To be done: The records below are to be copied word for word, with every picture left out.

[Excerpts from a figure dataset]

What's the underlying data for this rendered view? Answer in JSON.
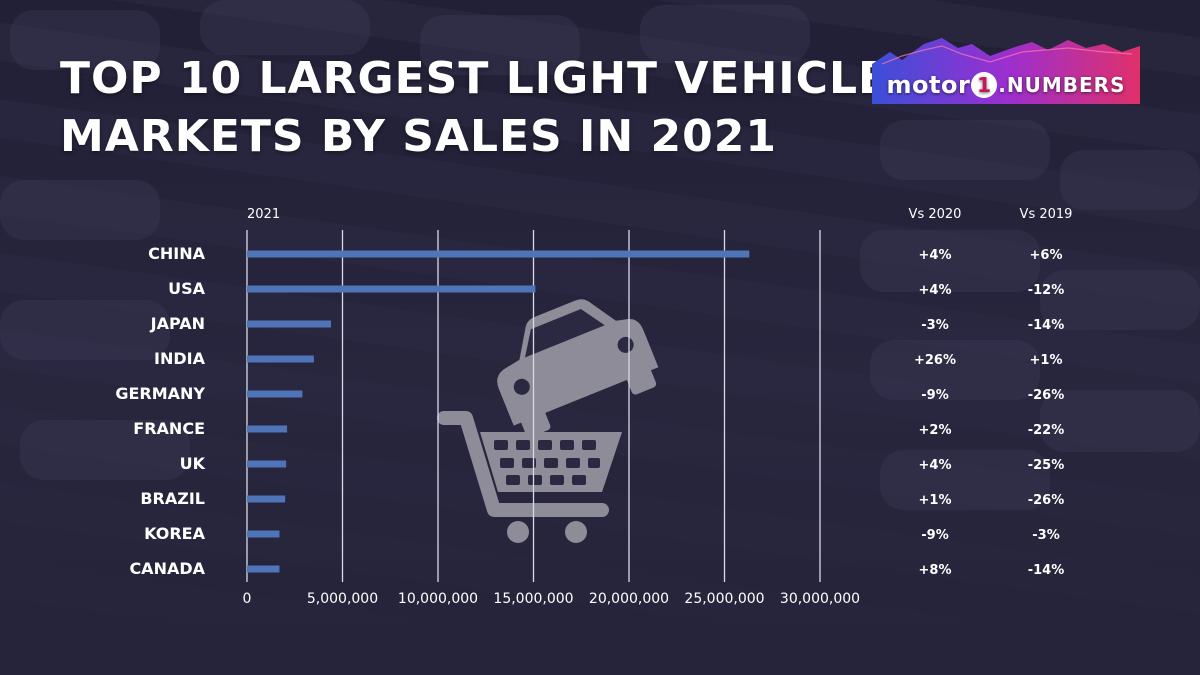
{
  "header": {
    "title_line1": "TOP 10 LARGEST LIGHT VEHICLE",
    "title_line2": "MARKETS BY SALES IN 2021"
  },
  "logo": {
    "brand_left": "motor",
    "brand_one": "1",
    "brand_right": ".NUMBERS"
  },
  "colors": {
    "bar": "#4f74b8",
    "gridline": "#d9d9e6",
    "text": "#ffffff",
    "icon": "#8d8c98"
  },
  "chart_data": {
    "type": "bar",
    "orientation": "horizontal",
    "title": "TOP 10 LARGEST LIGHT VEHICLE MARKETS BY SALES IN 2021",
    "series_label": "2021",
    "categories": [
      "CHINA",
      "USA",
      "JAPAN",
      "INDIA",
      "GERMANY",
      "FRANCE",
      "UK",
      "BRAZIL",
      "KOREA",
      "CANADA"
    ],
    "values": [
      26300000,
      15100000,
      4400000,
      3500000,
      2900000,
      2100000,
      2050000,
      2000000,
      1700000,
      1700000
    ],
    "xlim": [
      0,
      30000000
    ],
    "ticks": [
      0,
      5000000,
      10000000,
      15000000,
      20000000,
      25000000,
      30000000
    ],
    "tick_labels": [
      "0",
      "5,000,000",
      "10,000,000",
      "15,000,000",
      "20,000,000",
      "25,000,000",
      "30,000,000"
    ],
    "grid": true,
    "comparison_columns": [
      {
        "header": "Vs 2020",
        "values": [
          "+4%",
          "+4%",
          "-3%",
          "+26%",
          "-9%",
          "+2%",
          "+4%",
          "+1%",
          "-9%",
          "+8%"
        ]
      },
      {
        "header": "Vs 2019",
        "values": [
          "+6%",
          "-12%",
          "-14%",
          "+1%",
          "-26%",
          "-22%",
          "-25%",
          "-26%",
          "-3%",
          "-14%"
        ]
      }
    ]
  }
}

Problem solution:
What's the underlying data for this rendered view? Answer in JSON.
{
  "header": {
    "title_line1": "TOP 10 LARGEST LIGHT VEHICLE",
    "title_line2": "MARKETS BY SALES IN 2021"
  },
  "logo": {
    "brand_left": "motor",
    "brand_one": "1",
    "brand_right": ".NUMBERS"
  },
  "colors": {
    "bar": "#4f74b8",
    "gridline": "#d9d9e6",
    "text": "#ffffff",
    "icon": "#8d8c98"
  },
  "chart_data": {
    "type": "bar",
    "orientation": "horizontal",
    "title": "TOP 10 LARGEST LIGHT VEHICLE MARKETS BY SALES IN 2021",
    "series_label": "2021",
    "categories": [
      "CHINA",
      "USA",
      "JAPAN",
      "INDIA",
      "GERMANY",
      "FRANCE",
      "UK",
      "BRAZIL",
      "KOREA",
      "CANADA"
    ],
    "values": [
      26300000,
      15100000,
      4400000,
      3500000,
      2900000,
      2100000,
      2050000,
      2000000,
      1700000,
      1700000
    ],
    "xlim": [
      0,
      30000000
    ],
    "ticks": [
      0,
      5000000,
      10000000,
      15000000,
      20000000,
      25000000,
      30000000
    ],
    "tick_labels": [
      "0",
      "5,000,000",
      "10,000,000",
      "15,000,000",
      "20,000,000",
      "25,000,000",
      "30,000,000"
    ],
    "grid": true,
    "comparison_columns": [
      {
        "header": "Vs 2020",
        "values": [
          "+4%",
          "+4%",
          "-3%",
          "+26%",
          "-9%",
          "+2%",
          "+4%",
          "+1%",
          "-9%",
          "+8%"
        ]
      },
      {
        "header": "Vs 2019",
        "values": [
          "+6%",
          "-12%",
          "-14%",
          "+1%",
          "-26%",
          "-22%",
          "-25%",
          "-26%",
          "-3%",
          "-14%"
        ]
      }
    ]
  }
}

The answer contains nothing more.